Task brief – Every record below should be written out exactly; pictures stay out.

Extracted data entries
━━━━━━━━━━━━━━━━━━━━

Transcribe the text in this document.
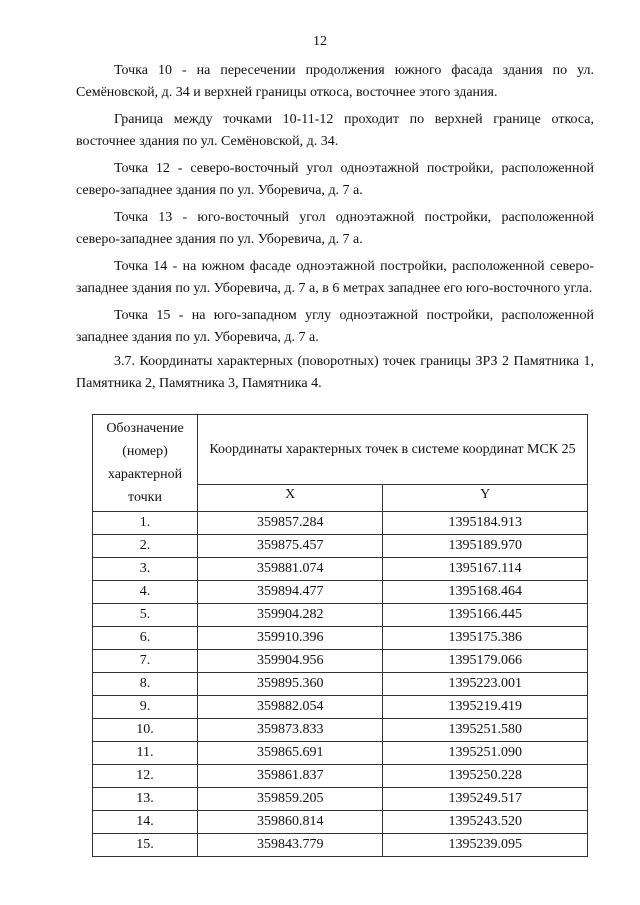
12

Точка 10 - на пересечении продолжения южного фасада здания по ул. Семёновской, д. 34 и верхней границы откоса, восточнее этого здания.

Граница между точками 10-11-12 проходит по верхней границе откоса, восточнее здания по ул. Семёновской, д. 34.

Точка 12 - северо-восточный угол одноэтажной постройки, расположенной северо-западнее здания по ул. Уборевича, д. 7 а.

Точка 13 - юго-восточный угол одноэтажной постройки, расположенной северо-западнее здания по ул. Уборевича, д. 7 а.

Точка 14 - на южном фасаде одноэтажной постройки, расположенной северо-западнее здания по ул. Уборевича, д. 7 а, в 6 метрах западнее его юго-восточного угла.

Точка 15 - на юго-западном углу одноэтажной постройки, расположенной западнее здания по ул. Уборевича, д. 7 а.

3.7. Координаты характерных (поворотных) точек границы ЗРЗ 2 Памятника 1, Памятника 2, Памятника 3, Памятника 4.

Обозначение (номер) характерной точки	Координаты характерных точек в системе координат МСК 25	
	X	Y
1.	359857.284	1395184.913
2.	359875.457	1395189.970
3.	359881.074	1395167.114
4.	359894.477	1395168.464
5.	359904.282	1395166.445
6.	359910.396	1395175.386
7.	359904.956	1395179.066
8.	359895.360	1395223.001
9.	359882.054	1395219.419
10.	359873.833	1395251.580
11.	359865.691	1395251.090
12.	359861.837	1395250.228
13.	359859.205	1395249.517
14.	359860.814	1395243.520
15.	359843.779	1395239.095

━━━━━━━━━━━━━━━━━━━━

Worked answer –
Transcribe the text in this document.
12

Точка 10 - на пересечении продолжения южного фасада здания по ул. Семёновской, д. 34 и верхней границы откоса, восточнее этого здания.

Граница между точками 10-11-12 проходит по верхней границе откоса, восточнее здания по ул. Семёновской, д. 34.

Точка 12 - северо-восточный угол одноэтажной постройки, расположенной северо-западнее здания по ул. Уборевича, д. 7 а.

Точка 13 - юго-восточный угол одноэтажной постройки, расположенной северо-западнее здания по ул. Уборевича, д. 7 а.

Точка 14 - на южном фасаде одноэтажной постройки, расположенной северо-западнее здания по ул. Уборевича, д. 7 а, в 6 метрах западнее его юго-восточного угла.

Точка 15 - на юго-западном углу одноэтажной постройки, расположенной западнее здания по ул. Уборевича, д. 7 а.

3.7. Координаты характерных (поворотных) точек границы ЗРЗ 2 Памятника 1, Памятника 2, Памятника 3, Памятника 4.

Обозначение (номер) характерной точки	Координаты характерных точек в системе координат МСК 25	
	X	Y
1.	359857.284	1395184.913
2.	359875.457	1395189.970
3.	359881.074	1395167.114
4.	359894.477	1395168.464
5.	359904.282	1395166.445
6.	359910.396	1395175.386
7.	359904.956	1395179.066
8.	359895.360	1395223.001
9.	359882.054	1395219.419
10.	359873.833	1395251.580
11.	359865.691	1395251.090
12.	359861.837	1395250.228
13.	359859.205	1395249.517
14.	359860.814	1395243.520
15.	359843.779	1395239.095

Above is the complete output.